(Excerpt from a dataset)

----

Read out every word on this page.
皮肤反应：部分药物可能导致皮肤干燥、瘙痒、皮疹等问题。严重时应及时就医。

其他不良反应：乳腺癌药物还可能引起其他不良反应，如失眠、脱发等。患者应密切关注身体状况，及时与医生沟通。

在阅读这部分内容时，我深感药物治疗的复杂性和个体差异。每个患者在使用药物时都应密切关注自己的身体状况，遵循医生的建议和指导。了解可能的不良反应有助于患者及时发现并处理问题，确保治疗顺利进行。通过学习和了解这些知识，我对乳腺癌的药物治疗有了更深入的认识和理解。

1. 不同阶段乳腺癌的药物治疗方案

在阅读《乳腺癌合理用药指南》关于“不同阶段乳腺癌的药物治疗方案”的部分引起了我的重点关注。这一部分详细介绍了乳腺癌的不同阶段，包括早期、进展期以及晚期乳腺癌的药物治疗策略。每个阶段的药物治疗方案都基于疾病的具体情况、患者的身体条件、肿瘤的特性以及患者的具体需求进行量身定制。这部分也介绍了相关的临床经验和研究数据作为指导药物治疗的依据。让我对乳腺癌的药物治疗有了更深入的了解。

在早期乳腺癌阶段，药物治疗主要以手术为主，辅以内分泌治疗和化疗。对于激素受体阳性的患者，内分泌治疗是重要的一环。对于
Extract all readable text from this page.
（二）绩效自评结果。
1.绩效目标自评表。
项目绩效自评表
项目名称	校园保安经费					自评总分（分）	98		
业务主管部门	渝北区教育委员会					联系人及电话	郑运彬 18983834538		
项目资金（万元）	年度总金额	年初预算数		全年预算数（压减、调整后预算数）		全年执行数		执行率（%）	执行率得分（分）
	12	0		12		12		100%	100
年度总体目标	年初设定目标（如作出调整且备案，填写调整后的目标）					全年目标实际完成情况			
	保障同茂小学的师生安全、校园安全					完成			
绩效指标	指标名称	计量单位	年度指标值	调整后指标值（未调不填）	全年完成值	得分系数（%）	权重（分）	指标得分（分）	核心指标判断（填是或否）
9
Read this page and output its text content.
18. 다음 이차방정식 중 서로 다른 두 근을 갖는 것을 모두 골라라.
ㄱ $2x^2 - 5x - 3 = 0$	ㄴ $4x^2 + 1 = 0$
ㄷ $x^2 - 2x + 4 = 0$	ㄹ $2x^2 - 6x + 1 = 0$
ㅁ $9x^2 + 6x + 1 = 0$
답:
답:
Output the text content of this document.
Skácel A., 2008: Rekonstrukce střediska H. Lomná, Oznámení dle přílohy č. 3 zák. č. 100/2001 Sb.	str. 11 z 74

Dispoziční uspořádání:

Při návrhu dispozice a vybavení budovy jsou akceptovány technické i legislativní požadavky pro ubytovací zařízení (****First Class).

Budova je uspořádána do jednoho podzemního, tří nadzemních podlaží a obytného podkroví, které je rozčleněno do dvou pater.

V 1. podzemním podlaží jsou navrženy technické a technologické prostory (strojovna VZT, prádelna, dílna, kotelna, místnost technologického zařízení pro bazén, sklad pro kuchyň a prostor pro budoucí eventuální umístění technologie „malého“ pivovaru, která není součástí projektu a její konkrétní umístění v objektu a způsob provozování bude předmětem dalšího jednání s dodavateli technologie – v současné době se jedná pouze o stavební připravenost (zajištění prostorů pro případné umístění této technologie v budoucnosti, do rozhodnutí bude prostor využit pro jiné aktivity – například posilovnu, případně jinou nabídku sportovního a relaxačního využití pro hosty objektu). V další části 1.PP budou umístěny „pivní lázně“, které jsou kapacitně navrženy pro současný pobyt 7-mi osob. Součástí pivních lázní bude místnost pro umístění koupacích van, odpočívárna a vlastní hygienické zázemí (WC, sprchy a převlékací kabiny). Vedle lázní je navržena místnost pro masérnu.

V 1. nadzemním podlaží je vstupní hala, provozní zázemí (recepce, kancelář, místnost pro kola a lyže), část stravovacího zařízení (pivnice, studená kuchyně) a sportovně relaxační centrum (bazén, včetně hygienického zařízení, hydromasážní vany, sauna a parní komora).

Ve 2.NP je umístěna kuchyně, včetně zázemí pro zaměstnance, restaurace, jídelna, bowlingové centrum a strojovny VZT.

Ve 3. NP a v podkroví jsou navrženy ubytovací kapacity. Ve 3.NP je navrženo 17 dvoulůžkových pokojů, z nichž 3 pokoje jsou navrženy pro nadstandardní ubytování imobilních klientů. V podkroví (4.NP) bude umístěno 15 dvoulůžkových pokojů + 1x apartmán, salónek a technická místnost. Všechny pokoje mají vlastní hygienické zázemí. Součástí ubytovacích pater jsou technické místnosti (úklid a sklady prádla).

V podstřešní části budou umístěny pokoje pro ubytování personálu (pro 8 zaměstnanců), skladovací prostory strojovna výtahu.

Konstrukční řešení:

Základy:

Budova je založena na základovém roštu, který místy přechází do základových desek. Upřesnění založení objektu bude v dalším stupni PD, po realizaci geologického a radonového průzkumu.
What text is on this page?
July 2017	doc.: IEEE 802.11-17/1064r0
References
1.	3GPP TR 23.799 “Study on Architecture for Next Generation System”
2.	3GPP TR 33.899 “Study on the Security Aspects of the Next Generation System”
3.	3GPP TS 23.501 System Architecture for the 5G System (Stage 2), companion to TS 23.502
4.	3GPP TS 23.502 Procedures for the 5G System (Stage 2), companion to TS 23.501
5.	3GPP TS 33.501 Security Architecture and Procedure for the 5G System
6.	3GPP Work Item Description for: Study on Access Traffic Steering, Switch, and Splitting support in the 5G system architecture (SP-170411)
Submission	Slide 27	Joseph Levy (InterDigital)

----

-- WORK TO COMPLETE --
Repeat the material word for word, in full.

-- EXERCISE ANSWER --
Read out every word on this page.
皮肤反应：部分药物可能导致皮肤干燥、瘙痒、皮疹等问题。严重时应及时就医。

其他不良反应：乳腺癌药物还可能引起其他不良反应，如失眠、脱发等。患者应密切关注身体状况，及时与医生沟通。

在阅读这部分内容时，我深感药物治疗的复杂性和个体差异。每个患者在使用药物时都应密切关注自己的身体状况，遵循医生的建议和指导。了解可能的不良反应有助于患者及时发现并处理问题，确保治疗顺利进行。通过学习和了解这些知识，我对乳腺癌的药物治疗有了更深入的认识和理解。

1. 不同阶段乳腺癌的药物治疗方案

在阅读《乳腺癌合理用药指南》关于“不同阶段乳腺癌的药物治疗方案”的部分引起了我的重点关注。这一部分详细介绍了乳腺癌的不同阶段，包括早期、进展期以及晚期乳腺癌的药物治疗策略。每个阶段的药物治疗方案都基于疾病的具体情况、患者的身体条件、肿瘤的特性以及患者的具体需求进行量身定制。这部分也介绍了相关的临床经验和研究数据作为指导药物治疗的依据。让我对乳腺癌的药物治疗有了更深入的了解。

在早期乳腺癌阶段，药物治疗主要以手术为主，辅以内分泌治疗和化疗。对于激素受体阳性的患者，内分泌治疗是重要的一环。对于
Extract all readable text from this page.
（二）绩效自评结果。
1.绩效目标自评表。
项目绩效自评表
项目名称	校园保安经费					自评总分（分）	98		
业务主管部门	渝北区教育委员会					联系人及电话	郑运彬 18983834538		
项目资金（万元）	年度总金额	年初预算数		全年预算数（压减、调整后预算数）		全年执行数		执行率（%）	执行率得分（分）
	12	0		12		12		100%	100
年度总体目标	年初设定目标（如作出调整且备案，填写调整后的目标）					全年目标实际完成情况			
	保障同茂小学的师生安全、校园安全					完成			
绩效指标	指标名称	计量单位	年度指标值	调整后指标值（未调不填）	全年完成值	得分系数（%）	权重（分）	指标得分（分）	核心指标判断（填是或否）
9
Read this page and output its text content.
18. 다음 이차방정식 중 서로 다른 두 근을 갖는 것을 모두 골라라.
ㄱ $2x^2 - 5x - 3 = 0$	ㄴ $4x^2 + 1 = 0$
ㄷ $x^2 - 2x + 4 = 0$	ㄹ $2x^2 - 6x + 1 = 0$
ㅁ $9x^2 + 6x + 1 = 0$
답:
답:
Output the text content of this document.
Skácel A., 2008: Rekonstrukce střediska H. Lomná, Oznámení dle přílohy č. 3 zák. č. 100/2001 Sb.	str. 11 z 74

Dispoziční uspořádání:

Při návrhu dispozice a vybavení budovy jsou akceptovány technické i legislativní požadavky pro ubytovací zařízení (****First Class).

Budova je uspořádána do jednoho podzemního, tří nadzemních podlaží a obytného podkroví, které je rozčleněno do dvou pater.

V 1. podzemním podlaží jsou navrženy technické a technologické prostory (strojovna VZT, prádelna, dílna, kotelna, místnost technologického zařízení pro bazén, sklad pro kuchyň a prostor pro budoucí eventuální umístění technologie „malého“ pivovaru, která není součástí projektu a její konkrétní umístění v objektu a způsob provozování bude předmětem dalšího jednání s dodavateli technologie – v současné době se jedná pouze o stavební připravenost (zajištění prostorů pro případné umístění této technologie v budoucnosti, do rozhodnutí bude prostor využit pro jiné aktivity – například posilovnu, případně jinou nabídku sportovního a relaxačního využití pro hosty objektu). V další části 1.PP budou umístěny „pivní lázně“, které jsou kapacitně navrženy pro současný pobyt 7-mi osob. Součástí pivních lázní bude místnost pro umístění koupacích van, odpočívárna a vlastní hygienické zázemí (WC, sprchy a převlékací kabiny). Vedle lázní je navržena místnost pro masérnu.

V 1. nadzemním podlaží je vstupní hala, provozní zázemí (recepce, kancelář, místnost pro kola a lyže), část stravovacího zařízení (pivnice, studená kuchyně) a sportovně relaxační centrum (bazén, včetně hygienického zařízení, hydromasážní vany, sauna a parní komora).

Ve 2.NP je umístěna kuchyně, včetně zázemí pro zaměstnance, restaurace, jídelna, bowlingové centrum a strojovny VZT.

Ve 3. NP a v podkroví jsou navrženy ubytovací kapacity. Ve 3.NP je navrženo 17 dvoulůžkových pokojů, z nichž 3 pokoje jsou navrženy pro nadstandardní ubytování imobilních klientů. V podkroví (4.NP) bude umístěno 15 dvoulůžkových pokojů + 1x apartmán, salónek a technická místnost. Všechny pokoje mají vlastní hygienické zázemí. Součástí ubytovacích pater jsou technické místnosti (úklid a sklady prádla).

V podstřešní části budou umístěny pokoje pro ubytování personálu (pro 8 zaměstnanců), skladovací prostory strojovna výtahu.

Konstrukční řešení:

Základy:

Budova je založena na základovém roštu, který místy přechází do základových desek. Upřesnění založení objektu bude v dalším stupni PD, po realizaci geologického a radonového průzkumu.
What text is on this page?
July 2017	doc.: IEEE 802.11-17/1064r0
References
1.	3GPP TR 23.799 “Study on Architecture for Next Generation System”
2.	3GPP TR 33.899 “Study on the Security Aspects of the Next Generation System”
3.	3GPP TS 23.501 System Architecture for the 5G System (Stage 2), companion to TS 23.502
4.	3GPP TS 23.502 Procedures for the 5G System (Stage 2), companion to TS 23.501
5.	3GPP TS 33.501 Security Architecture and Procedure for the 5G System
6.	3GPP Work Item Description for: Study on Access Traffic Steering, Switch, and Splitting support in the 5G system architecture (SP-170411)
Submission	Slide 27	Joseph Levy (InterDigital)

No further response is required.